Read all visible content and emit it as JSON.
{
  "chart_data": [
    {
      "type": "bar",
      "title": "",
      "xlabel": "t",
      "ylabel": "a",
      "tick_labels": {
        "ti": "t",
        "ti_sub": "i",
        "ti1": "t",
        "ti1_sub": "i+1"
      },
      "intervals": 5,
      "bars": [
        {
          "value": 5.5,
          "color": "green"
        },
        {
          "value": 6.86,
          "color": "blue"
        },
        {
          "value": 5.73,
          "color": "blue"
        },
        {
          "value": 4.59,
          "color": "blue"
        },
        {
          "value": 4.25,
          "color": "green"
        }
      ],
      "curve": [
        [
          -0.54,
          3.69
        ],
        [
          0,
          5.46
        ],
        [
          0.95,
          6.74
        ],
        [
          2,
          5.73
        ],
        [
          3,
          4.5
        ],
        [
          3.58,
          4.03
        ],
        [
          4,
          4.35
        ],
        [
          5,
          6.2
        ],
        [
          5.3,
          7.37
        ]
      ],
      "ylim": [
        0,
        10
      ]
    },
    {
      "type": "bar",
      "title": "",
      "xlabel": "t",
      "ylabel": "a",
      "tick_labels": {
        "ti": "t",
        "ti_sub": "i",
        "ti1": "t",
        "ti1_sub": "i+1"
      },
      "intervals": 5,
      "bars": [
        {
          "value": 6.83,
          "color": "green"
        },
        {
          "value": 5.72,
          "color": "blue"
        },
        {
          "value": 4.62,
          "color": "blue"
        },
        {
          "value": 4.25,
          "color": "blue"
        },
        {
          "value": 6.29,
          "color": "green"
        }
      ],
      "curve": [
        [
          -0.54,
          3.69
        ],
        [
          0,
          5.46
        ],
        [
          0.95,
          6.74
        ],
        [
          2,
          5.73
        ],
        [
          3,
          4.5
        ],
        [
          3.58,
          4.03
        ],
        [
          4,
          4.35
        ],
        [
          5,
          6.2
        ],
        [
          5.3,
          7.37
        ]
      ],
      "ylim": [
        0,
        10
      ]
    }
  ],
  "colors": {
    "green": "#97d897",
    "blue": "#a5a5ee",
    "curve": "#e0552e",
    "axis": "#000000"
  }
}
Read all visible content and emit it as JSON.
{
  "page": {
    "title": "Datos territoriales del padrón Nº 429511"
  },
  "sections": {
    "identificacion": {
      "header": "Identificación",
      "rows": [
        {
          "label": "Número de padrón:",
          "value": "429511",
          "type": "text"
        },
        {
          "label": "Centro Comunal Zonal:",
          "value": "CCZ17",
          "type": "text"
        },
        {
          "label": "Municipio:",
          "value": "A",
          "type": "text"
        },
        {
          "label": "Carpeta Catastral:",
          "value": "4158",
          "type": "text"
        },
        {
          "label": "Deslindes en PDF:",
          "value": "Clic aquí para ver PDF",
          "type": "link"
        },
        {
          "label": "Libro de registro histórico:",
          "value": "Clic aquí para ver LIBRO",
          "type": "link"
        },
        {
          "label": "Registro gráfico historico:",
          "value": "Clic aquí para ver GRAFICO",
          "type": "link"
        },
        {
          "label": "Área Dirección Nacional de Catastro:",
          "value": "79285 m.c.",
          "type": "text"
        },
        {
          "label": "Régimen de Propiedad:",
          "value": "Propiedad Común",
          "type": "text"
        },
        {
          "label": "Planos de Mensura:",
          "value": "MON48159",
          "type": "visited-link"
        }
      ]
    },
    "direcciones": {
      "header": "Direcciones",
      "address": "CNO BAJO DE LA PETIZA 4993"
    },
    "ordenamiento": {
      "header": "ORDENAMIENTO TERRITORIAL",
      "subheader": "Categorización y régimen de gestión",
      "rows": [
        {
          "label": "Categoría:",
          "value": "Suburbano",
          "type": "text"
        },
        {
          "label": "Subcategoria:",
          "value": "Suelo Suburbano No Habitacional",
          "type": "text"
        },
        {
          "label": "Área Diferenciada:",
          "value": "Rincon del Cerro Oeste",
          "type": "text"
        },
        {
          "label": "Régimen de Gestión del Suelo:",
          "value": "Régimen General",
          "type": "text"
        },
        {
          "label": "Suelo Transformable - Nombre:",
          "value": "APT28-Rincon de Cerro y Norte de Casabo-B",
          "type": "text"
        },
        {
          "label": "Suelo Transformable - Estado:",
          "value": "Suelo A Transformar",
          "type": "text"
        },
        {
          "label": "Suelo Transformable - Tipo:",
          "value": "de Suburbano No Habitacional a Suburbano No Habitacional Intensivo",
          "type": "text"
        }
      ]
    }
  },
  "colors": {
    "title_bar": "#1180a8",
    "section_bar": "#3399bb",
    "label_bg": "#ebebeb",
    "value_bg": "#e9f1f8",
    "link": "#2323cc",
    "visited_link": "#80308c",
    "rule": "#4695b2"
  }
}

★ ★ ★ ★ ★ ★ ★

• DIRECTIONS: Go through the records and copy each line with "Transformable" in it.

• ANSWER TO THIS TASK:
          "label": "Suelo Transformable - Nombre:",
          "label": "Suelo Transformable - Estado:",
          "label": "Suelo Transformable - Tipo:",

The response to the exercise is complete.